* Task brief *
Copy out every line from the start of the records down to the one containing "segment-number: 07 — [562, 254, 567, 259]", including that line, keeping each line exactly as it is.

* Entries *
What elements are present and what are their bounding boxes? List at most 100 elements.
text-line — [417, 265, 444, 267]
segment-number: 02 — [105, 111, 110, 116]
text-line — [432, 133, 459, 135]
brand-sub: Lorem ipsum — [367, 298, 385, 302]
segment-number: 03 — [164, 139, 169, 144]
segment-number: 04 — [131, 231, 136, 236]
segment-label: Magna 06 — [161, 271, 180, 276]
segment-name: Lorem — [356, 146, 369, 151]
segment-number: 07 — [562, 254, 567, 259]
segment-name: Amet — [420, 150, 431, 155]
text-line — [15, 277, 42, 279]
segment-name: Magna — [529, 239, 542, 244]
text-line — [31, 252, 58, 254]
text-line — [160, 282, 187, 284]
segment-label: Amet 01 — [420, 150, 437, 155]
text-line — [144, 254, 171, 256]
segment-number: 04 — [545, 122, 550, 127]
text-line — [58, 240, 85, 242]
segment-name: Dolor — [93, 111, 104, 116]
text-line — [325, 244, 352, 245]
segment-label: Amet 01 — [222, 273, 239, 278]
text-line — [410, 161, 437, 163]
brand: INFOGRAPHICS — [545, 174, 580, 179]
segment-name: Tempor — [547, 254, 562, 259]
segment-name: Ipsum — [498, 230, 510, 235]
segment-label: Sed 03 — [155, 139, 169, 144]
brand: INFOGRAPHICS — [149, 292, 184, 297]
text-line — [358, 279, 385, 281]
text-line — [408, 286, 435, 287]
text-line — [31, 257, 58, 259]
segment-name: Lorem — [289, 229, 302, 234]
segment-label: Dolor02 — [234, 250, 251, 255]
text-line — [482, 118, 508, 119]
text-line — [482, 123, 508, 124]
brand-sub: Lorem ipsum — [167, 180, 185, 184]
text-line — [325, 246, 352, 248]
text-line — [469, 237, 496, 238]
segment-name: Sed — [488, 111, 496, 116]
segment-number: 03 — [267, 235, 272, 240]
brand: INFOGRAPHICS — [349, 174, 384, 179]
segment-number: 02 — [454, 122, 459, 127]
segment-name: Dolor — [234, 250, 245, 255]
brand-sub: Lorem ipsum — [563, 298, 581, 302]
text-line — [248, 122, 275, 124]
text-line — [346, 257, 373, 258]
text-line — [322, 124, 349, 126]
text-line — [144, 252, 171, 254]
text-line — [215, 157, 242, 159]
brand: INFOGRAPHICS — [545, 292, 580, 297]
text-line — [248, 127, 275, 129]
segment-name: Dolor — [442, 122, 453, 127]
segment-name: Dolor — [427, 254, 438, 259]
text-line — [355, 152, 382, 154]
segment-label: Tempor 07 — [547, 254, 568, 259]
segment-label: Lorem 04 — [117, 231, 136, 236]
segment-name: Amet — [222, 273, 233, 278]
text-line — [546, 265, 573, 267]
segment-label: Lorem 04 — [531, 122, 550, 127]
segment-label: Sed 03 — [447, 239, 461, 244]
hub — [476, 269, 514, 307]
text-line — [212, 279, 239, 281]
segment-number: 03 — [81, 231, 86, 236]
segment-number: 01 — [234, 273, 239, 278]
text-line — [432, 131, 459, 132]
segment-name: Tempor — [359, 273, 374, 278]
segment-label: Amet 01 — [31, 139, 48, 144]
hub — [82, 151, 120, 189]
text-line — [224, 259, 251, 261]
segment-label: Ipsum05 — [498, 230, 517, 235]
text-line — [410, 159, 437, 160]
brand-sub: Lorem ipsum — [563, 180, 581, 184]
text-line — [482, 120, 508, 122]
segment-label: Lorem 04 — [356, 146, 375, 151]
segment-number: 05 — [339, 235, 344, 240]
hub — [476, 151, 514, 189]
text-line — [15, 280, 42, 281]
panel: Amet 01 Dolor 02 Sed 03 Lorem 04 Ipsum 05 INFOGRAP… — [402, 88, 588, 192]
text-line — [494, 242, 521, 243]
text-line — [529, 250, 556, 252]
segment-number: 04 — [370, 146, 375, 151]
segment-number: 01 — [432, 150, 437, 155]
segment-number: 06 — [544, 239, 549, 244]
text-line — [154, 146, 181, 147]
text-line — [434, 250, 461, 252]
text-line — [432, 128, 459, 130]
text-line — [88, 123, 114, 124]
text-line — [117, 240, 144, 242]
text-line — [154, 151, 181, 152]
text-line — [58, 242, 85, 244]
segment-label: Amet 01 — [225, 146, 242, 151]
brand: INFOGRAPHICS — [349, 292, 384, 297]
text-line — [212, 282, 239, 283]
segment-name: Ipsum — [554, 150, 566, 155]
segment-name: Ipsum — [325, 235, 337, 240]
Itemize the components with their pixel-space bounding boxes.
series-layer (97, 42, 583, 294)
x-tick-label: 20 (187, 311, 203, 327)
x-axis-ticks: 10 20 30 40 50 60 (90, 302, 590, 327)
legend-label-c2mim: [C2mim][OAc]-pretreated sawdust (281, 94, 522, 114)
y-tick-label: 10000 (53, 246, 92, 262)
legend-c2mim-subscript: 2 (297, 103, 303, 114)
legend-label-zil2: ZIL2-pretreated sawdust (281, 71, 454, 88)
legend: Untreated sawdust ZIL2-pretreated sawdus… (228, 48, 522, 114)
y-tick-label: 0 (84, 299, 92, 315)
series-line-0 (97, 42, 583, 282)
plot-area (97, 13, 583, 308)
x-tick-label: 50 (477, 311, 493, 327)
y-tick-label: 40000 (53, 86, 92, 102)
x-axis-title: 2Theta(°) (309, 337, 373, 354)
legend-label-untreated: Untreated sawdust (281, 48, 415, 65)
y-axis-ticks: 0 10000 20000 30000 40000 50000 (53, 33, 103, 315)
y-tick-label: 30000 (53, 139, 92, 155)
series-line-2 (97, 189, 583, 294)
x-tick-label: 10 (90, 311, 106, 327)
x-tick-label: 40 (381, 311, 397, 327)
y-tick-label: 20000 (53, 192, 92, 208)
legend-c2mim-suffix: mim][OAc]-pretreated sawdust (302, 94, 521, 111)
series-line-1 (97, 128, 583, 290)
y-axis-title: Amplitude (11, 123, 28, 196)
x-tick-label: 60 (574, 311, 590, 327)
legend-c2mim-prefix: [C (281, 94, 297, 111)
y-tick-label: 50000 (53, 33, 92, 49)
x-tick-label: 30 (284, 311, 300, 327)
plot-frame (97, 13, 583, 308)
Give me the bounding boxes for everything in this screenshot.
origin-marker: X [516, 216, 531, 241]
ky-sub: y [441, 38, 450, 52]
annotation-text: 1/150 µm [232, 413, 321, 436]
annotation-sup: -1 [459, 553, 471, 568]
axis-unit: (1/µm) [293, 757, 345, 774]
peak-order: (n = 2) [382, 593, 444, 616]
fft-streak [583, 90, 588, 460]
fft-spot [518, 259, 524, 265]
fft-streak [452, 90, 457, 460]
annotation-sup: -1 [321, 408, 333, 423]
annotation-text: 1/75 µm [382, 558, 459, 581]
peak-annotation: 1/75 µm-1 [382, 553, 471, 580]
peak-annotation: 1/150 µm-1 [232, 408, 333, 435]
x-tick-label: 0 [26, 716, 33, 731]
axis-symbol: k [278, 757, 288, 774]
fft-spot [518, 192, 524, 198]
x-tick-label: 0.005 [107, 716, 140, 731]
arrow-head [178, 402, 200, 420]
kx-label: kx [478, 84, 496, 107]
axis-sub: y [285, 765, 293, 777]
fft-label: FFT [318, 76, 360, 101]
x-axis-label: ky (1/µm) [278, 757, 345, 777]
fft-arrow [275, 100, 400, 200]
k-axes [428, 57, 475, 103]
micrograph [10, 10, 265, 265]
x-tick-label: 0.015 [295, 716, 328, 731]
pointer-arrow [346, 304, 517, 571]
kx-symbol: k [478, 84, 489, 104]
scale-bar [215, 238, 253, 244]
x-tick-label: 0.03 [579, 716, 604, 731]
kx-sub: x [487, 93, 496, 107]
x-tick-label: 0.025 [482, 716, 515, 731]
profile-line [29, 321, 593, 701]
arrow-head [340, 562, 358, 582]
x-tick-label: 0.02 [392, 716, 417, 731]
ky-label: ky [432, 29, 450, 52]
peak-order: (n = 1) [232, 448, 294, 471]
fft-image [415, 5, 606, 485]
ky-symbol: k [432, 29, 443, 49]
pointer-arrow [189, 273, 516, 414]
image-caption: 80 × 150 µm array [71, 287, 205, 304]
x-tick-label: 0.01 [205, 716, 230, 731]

* Task output *
What elements are present and what are their bounding boxes? List at most 100 elements.
text-line — [417, 265, 444, 267]
segment-number: 02 — [105, 111, 110, 116]
text-line — [432, 133, 459, 135]
brand-sub: Lorem ipsum — [367, 298, 385, 302]
segment-number: 03 — [164, 139, 169, 144]
segment-number: 04 — [131, 231, 136, 236]
segment-label: Magna 06 — [161, 271, 180, 276]
segment-name: Lorem — [356, 146, 369, 151]
segment-number: 07 — [562, 254, 567, 259]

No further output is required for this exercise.